→ DO THIS: Provide only the number of lines in the listing that contain the string "WLAN".

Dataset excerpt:
+ + + +

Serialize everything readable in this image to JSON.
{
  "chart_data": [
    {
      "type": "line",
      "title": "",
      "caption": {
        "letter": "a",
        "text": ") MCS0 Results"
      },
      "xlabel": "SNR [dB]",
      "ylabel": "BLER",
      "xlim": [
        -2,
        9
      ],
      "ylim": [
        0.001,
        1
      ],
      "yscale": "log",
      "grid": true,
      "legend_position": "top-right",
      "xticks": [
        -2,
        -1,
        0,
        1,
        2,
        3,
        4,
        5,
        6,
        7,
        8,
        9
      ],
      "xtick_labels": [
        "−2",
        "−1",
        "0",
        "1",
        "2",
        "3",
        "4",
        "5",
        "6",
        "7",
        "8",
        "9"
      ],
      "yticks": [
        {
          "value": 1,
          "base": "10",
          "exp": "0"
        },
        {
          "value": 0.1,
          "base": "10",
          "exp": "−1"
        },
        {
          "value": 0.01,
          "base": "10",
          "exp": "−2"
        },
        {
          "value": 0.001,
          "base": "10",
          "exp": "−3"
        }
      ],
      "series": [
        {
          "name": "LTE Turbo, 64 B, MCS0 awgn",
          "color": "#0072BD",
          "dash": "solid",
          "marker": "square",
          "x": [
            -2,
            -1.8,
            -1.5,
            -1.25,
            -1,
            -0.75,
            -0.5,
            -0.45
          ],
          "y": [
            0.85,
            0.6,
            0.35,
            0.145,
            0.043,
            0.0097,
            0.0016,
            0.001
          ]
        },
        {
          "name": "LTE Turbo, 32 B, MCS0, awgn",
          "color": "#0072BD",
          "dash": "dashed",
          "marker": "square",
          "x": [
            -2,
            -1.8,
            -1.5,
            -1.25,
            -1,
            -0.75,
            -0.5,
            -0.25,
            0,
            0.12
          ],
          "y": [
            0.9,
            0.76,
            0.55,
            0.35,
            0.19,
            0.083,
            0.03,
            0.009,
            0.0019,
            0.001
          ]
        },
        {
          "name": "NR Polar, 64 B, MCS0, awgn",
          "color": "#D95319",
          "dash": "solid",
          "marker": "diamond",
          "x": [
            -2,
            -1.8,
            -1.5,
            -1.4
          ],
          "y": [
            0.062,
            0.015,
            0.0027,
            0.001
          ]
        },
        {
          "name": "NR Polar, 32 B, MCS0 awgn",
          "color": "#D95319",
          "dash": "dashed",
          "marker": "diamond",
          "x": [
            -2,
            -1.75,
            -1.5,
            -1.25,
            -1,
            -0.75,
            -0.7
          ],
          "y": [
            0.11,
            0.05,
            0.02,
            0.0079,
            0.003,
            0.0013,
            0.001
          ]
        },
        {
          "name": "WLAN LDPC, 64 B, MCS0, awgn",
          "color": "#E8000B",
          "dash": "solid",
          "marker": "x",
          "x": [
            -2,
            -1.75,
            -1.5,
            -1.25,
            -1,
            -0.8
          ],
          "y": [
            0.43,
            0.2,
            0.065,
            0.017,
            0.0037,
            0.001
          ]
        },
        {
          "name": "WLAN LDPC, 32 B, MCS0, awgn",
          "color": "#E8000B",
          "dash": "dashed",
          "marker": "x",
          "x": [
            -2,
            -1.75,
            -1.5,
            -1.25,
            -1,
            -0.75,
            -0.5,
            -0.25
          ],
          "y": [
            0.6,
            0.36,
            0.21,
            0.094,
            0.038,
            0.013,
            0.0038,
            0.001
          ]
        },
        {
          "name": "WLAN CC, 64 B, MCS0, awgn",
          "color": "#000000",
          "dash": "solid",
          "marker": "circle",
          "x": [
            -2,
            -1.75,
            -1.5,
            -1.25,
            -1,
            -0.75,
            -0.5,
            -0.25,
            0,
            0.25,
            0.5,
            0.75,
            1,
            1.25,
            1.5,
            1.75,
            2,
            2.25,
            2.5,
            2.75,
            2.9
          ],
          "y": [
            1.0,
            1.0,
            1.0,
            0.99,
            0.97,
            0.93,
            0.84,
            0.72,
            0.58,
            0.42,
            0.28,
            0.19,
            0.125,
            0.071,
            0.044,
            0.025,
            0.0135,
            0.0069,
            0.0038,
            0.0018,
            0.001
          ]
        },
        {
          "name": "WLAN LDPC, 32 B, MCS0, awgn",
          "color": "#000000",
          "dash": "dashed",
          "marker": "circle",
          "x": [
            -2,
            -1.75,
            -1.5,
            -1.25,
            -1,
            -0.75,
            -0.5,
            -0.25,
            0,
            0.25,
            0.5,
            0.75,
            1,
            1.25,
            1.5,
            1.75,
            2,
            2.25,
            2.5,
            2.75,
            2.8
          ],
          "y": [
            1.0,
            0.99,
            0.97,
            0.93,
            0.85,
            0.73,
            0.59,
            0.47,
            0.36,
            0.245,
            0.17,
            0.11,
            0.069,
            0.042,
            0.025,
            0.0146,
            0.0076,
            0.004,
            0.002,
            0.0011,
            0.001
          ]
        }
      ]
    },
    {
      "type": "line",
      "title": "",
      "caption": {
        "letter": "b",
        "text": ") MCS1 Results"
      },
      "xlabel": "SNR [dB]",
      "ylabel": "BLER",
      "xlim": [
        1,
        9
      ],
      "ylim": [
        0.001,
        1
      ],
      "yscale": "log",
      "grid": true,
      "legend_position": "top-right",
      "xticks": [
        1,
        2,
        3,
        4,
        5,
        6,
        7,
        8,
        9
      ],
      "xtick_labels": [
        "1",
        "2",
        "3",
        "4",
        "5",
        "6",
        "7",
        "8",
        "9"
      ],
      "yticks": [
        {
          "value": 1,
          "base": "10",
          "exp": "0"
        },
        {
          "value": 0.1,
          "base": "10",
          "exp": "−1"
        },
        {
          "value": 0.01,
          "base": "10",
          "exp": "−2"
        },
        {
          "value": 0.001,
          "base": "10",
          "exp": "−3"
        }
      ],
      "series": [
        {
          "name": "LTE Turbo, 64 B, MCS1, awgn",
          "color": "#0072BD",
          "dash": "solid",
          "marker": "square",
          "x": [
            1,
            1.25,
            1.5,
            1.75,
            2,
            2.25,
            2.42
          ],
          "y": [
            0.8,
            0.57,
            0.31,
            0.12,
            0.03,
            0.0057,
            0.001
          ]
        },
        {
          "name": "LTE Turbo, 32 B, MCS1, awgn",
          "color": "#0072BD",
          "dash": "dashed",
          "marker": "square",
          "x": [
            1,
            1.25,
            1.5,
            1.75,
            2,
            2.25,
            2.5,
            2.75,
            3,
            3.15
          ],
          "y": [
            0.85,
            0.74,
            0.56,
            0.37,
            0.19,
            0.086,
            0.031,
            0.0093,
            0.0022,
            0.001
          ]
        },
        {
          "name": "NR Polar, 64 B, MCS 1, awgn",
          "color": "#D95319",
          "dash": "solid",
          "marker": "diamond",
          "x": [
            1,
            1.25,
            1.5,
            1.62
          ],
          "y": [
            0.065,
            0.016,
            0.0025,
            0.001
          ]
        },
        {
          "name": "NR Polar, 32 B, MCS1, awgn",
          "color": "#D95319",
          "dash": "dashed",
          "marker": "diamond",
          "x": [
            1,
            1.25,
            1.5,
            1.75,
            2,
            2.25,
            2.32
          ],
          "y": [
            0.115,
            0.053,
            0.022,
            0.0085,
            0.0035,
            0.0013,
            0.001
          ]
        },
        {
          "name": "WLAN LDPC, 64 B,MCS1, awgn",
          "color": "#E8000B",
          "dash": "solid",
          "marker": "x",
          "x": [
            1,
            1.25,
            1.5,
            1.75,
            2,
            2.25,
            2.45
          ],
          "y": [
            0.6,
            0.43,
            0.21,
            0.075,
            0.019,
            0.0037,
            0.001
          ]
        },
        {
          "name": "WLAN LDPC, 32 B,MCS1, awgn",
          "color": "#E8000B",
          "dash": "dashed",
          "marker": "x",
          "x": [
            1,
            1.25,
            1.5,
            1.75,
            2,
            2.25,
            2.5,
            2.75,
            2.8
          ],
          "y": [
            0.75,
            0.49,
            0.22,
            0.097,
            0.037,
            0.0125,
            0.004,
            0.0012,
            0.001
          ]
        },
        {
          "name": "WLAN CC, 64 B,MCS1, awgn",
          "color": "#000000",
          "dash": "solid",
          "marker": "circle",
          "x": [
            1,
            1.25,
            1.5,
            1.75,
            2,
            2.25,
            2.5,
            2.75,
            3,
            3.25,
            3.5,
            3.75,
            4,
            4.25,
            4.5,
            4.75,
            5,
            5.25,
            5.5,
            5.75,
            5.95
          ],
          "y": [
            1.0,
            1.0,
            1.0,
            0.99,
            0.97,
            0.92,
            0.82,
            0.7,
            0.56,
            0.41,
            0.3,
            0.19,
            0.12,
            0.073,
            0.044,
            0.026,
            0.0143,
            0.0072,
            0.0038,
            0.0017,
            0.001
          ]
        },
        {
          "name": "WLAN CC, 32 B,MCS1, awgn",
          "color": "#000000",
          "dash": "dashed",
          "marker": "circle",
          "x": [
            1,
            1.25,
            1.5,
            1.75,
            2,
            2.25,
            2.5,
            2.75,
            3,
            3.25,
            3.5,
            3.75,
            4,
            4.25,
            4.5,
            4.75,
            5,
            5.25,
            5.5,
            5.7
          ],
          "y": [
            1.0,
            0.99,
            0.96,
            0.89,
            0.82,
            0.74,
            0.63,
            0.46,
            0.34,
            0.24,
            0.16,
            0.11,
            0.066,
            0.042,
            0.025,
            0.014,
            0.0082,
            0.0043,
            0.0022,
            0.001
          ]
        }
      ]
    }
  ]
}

+ + + +

→ SOLUTION FOR THIS EXERCISE: 8